- What needs to be done
The records that follow must be repeated verbatim, every one of them.

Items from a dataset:
## start

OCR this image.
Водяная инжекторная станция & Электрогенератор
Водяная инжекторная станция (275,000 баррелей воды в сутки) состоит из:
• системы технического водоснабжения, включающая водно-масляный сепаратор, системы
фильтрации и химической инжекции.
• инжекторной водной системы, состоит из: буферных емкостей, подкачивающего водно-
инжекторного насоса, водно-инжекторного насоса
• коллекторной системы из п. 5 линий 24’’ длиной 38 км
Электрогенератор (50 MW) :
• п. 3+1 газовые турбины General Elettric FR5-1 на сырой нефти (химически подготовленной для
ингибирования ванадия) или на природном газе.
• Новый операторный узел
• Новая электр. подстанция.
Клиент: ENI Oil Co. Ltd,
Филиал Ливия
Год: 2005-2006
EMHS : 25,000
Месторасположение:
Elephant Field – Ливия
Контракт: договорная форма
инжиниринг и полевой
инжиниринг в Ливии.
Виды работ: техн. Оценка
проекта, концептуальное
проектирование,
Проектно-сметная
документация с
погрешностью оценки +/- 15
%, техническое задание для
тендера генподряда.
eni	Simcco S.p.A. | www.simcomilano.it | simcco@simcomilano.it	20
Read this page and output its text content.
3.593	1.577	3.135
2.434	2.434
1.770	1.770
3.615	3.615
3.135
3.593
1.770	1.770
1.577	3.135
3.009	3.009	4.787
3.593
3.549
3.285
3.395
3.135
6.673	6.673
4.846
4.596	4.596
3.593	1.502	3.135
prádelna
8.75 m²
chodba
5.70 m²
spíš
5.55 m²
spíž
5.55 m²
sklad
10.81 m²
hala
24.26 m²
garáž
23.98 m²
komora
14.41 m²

## end

- Worked solution
OCR this image.
Водяная инжекторная станция & Электрогенератор
Водяная инжекторная станция (275,000 баррелей воды в сутки) состоит из:
• системы технического водоснабжения, включающая водно-масляный сепаратор, системы
фильтрации и химической инжекции.
• инжекторной водной системы, состоит из: буферных емкостей, подкачивающего водно-
инжекторного насоса, водно-инжекторного насоса
• коллекторной системы из п. 5 линий 24’’ длиной 38 км
Электрогенератор (50 MW) :
• п. 3+1 газовые турбины General Elettric FR5-1 на сырой нефти (химически подготовленной для
ингибирования ванадия) или на природном газе.
• Новый операторный узел
• Новая электр. подстанция.
Клиент: ENI Oil Co. Ltd,
Филиал Ливия
Год: 2005-2006
EMHS : 25,000
Месторасположение:
Elephant Field – Ливия
Контракт: договорная форма
инжиниринг и полевой
инжиниринг в Ливии.
Виды работ: техн. Оценка
проекта, концептуальное
проектирование,
Проектно-сметная
документация с
погрешностью оценки +/- 15
%, техническое задание для
тендера генподряда.
eni	Simcco S.p.A. | www.simcomilano.it | simcco@simcomilano.it	20
Read this page and output its text content.
3.593	1.577	3.135
2.434	2.434
1.770	1.770
3.615	3.615
3.135
3.593
1.770	1.770
1.577	3.135
3.009	3.009	4.787
3.593
3.549
3.285
3.395
3.135
6.673	6.673
4.846
4.596	4.596
3.593	1.502	3.135
prádelna
8.75 m²
chodba
5.70 m²
spíš
5.55 m²
spíž
5.55 m²
sklad
10.81 m²
hala
24.26 m²
garáž
23.98 m²
komora
14.41 m²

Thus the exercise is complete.